• _Exercise inputs_:
>>

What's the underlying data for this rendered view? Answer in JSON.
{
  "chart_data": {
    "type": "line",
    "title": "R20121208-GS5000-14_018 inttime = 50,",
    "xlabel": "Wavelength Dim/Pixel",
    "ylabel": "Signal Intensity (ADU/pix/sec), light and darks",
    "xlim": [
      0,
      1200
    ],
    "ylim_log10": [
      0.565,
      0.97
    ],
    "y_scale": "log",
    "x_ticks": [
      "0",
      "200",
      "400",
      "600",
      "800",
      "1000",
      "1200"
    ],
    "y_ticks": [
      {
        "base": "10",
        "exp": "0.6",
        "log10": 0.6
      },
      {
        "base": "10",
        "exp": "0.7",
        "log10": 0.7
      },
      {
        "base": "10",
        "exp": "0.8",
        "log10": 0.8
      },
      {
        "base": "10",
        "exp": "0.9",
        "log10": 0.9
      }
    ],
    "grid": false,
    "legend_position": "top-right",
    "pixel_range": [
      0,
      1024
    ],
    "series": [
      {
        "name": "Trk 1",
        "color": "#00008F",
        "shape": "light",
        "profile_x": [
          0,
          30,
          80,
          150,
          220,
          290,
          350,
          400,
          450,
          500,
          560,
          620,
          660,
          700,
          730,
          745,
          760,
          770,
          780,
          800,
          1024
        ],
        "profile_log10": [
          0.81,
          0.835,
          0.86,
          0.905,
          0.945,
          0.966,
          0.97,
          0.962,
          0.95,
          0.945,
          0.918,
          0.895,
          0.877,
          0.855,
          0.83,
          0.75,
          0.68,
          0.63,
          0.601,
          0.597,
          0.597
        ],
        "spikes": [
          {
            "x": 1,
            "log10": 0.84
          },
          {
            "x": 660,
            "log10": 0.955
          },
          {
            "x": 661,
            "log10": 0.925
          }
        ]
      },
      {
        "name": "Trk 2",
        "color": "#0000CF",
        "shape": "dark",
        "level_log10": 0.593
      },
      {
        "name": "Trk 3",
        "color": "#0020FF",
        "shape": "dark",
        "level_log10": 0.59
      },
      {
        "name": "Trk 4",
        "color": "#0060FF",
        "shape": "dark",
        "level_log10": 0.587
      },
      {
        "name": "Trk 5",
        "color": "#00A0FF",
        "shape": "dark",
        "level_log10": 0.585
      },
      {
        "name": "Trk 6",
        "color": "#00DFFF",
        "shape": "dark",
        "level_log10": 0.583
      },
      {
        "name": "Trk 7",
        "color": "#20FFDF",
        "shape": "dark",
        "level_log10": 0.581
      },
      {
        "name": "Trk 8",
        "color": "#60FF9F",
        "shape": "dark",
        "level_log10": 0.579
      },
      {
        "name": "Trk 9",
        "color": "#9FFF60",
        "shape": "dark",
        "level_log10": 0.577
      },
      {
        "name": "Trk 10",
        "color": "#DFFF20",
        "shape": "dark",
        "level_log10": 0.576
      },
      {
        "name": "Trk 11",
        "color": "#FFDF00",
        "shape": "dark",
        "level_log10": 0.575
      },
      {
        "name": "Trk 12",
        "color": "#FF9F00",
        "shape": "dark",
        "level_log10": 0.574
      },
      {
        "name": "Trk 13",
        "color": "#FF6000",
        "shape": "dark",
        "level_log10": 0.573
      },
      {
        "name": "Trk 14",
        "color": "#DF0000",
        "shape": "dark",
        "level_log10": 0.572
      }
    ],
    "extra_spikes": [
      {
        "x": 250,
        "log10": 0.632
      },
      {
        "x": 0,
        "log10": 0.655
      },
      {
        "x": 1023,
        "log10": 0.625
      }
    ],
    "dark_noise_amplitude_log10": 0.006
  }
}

<<

• _What the task asks_: Restate the whole of the material exactly.

• _Response_:
What's the underlying data for this rendered view? Answer in JSON.
{
  "chart_data": {
    "type": "line",
    "title": "R20121208-GS5000-14_018 inttime = 50,",
    "xlabel": "Wavelength Dim/Pixel",
    "ylabel": "Signal Intensity (ADU/pix/sec), light and darks",
    "xlim": [
      0,
      1200
    ],
    "ylim_log10": [
      0.565,
      0.97
    ],
    "y_scale": "log",
    "x_ticks": [
      "0",
      "200",
      "400",
      "600",
      "800",
      "1000",
      "1200"
    ],
    "y_ticks": [
      {
        "base": "10",
        "exp": "0.6",
        "log10": 0.6
      },
      {
        "base": "10",
        "exp": "0.7",
        "log10": 0.7
      },
      {
        "base": "10",
        "exp": "0.8",
        "log10": 0.8
      },
      {
        "base": "10",
        "exp": "0.9",
        "log10": 0.9
      }
    ],
    "grid": false,
    "legend_position": "top-right",
    "pixel_range": [
      0,
      1024
    ],
    "series": [
      {
        "name": "Trk 1",
        "color": "#00008F",
        "shape": "light",
        "profile_x": [
          0,
          30,
          80,
          150,
          220,
          290,
          350,
          400,
          450,
          500,
          560,
          620,
          660,
          700,
          730,
          745,
          760,
          770,
          780,
          800,
          1024
        ],
        "profile_log10": [
          0.81,
          0.835,
          0.86,
          0.905,
          0.945,
          0.966,
          0.97,
          0.962,
          0.95,
          0.945,
          0.918,
          0.895,
          0.877,
          0.855,
          0.83,
          0.75,
          0.68,
          0.63,
          0.601,
          0.597,
          0.597
        ],
        "spikes": [
          {
            "x": 1,
            "log10": 0.84
          },
          {
            "x": 660,
            "log10": 0.955
          },
          {
            "x": 661,
            "log10": 0.925
          }
        ]
      },
      {
        "name": "Trk 2",
        "color": "#0000CF",
        "shape": "dark",
        "level_log10": 0.593
      },
      {
        "name": "Trk 3",
        "color": "#0020FF",
        "shape": "dark",
        "level_log10": 0.59
      },
      {
        "name": "Trk 4",
        "color": "#0060FF",
        "shape": "dark",
        "level_log10": 0.587
      },
      {
        "name": "Trk 5",
        "color": "#00A0FF",
        "shape": "dark",
        "level_log10": 0.585
      },
      {
        "name": "Trk 6",
        "color": "#00DFFF",
        "shape": "dark",
        "level_log10": 0.583
      },
      {
        "name": "Trk 7",
        "color": "#20FFDF",
        "shape": "dark",
        "level_log10": 0.581
      },
      {
        "name": "Trk 8",
        "color": "#60FF9F",
        "shape": "dark",
        "level_log10": 0.579
      },
      {
        "name": "Trk 9",
        "color": "#9FFF60",
        "shape": "dark",
        "level_log10": 0.577
      },
      {
        "name": "Trk 10",
        "color": "#DFFF20",
        "shape": "dark",
        "level_log10": 0.576
      },
      {
        "name": "Trk 11",
        "color": "#FFDF00",
        "shape": "dark",
        "level_log10": 0.575
      },
      {
        "name": "Trk 12",
        "color": "#FF9F00",
        "shape": "dark",
        "level_log10": 0.574
      },
      {
        "name": "Trk 13",
        "color": "#FF6000",
        "shape": "dark",
        "level_log10": 0.573
      },
      {
        "name": "Trk 14",
        "color": "#DF0000",
        "shape": "dark",
        "level_log10": 0.572
      }
    ],
    "extra_spikes": [
      {
        "x": 250,
        "log10": 0.632
      },
      {
        "x": 0,
        "log10": 0.655
      },
      {
        "x": 1023,
        "log10": 0.625
      }
    ],
    "dark_noise_amplitude_log10": 0.006
  }
}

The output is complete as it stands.